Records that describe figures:
* * *
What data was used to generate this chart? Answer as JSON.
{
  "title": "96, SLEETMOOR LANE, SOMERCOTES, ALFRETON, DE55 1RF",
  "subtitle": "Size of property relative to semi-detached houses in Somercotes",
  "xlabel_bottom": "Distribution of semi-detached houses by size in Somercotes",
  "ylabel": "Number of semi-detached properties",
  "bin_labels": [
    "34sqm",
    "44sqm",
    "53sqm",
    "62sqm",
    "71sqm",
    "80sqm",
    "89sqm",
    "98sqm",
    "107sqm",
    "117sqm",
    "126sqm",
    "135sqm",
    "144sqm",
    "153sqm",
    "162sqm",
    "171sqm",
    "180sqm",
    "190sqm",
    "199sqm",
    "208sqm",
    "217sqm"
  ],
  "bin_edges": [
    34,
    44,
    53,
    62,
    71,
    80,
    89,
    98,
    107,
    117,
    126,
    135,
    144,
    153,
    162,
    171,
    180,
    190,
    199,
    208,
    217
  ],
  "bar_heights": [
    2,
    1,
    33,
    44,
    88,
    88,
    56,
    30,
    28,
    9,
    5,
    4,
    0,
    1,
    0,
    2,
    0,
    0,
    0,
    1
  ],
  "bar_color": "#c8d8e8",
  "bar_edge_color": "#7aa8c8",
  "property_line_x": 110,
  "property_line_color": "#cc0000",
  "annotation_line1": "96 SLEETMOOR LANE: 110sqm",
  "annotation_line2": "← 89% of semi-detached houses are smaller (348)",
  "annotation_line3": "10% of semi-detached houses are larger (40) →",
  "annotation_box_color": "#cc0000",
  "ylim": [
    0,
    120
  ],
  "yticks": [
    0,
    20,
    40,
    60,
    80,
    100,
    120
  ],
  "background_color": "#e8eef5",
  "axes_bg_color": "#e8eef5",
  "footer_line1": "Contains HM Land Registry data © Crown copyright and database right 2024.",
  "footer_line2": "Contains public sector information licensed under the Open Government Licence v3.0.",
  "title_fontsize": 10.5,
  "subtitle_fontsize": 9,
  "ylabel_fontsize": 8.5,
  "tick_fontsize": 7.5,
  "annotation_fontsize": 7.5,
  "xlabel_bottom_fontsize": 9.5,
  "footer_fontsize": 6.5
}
* * *
- SHORT PROBLEM: Return the listing above in its exact form.

- CORRECT RESPONSE:
What data was used to generate this chart? Answer as JSON.
{
  "title": "96, SLEETMOOR LANE, SOMERCOTES, ALFRETON, DE55 1RF",
  "subtitle": "Size of property relative to semi-detached houses in Somercotes",
  "xlabel_bottom": "Distribution of semi-detached houses by size in Somercotes",
  "ylabel": "Number of semi-detached properties",
  "bin_labels": [
    "34sqm",
    "44sqm",
    "53sqm",
    "62sqm",
    "71sqm",
    "80sqm",
    "89sqm",
    "98sqm",
    "107sqm",
    "117sqm",
    "126sqm",
    "135sqm",
    "144sqm",
    "153sqm",
    "162sqm",
    "171sqm",
    "180sqm",
    "190sqm",
    "199sqm",
    "208sqm",
    "217sqm"
  ],
  "bin_edges": [
    34,
    44,
    53,
    62,
    71,
    80,
    89,
    98,
    107,
    117,
    126,
    135,
    144,
    153,
    162,
    171,
    180,
    190,
    199,
    208,
    217
  ],
  "bar_heights": [
    2,
    1,
    33,
    44,
    88,
    88,
    56,
    30,
    28,
    9,
    5,
    4,
    0,
    1,
    0,
    2,
    0,
    0,
    0,
    1
  ],
  "bar_color": "#c8d8e8",
  "bar_edge_color": "#7aa8c8",
  "property_line_x": 110,
  "property_line_color": "#cc0000",
  "annotation_line1": "96 SLEETMOOR LANE: 110sqm",
  "annotation_line2": "← 89% of semi-detached houses are smaller (348)",
  "annotation_line3": "10% of semi-detached houses are larger (40) →",
  "annotation_box_color": "#cc0000",
  "ylim": [
    0,
    120
  ],
  "yticks": [
    0,
    20,
    40,
    60,
    80,
    100,
    120
  ],
  "background_color": "#e8eef5",
  "axes_bg_color": "#e8eef5",
  "footer_line1": "Contains HM Land Registry data © Crown copyright and database right 2024.",
  "footer_line2": "Contains public sector information licensed under the Open Government Licence v3.0.",
  "title_fontsize": 10.5,
  "subtitle_fontsize": 9,
  "ylabel_fontsize": 8.5,
  "tick_fontsize": 7.5,
  "annotation_fontsize": 7.5,
  "xlabel_bottom_fontsize": 9.5,
  "footer_fontsize": 6.5
}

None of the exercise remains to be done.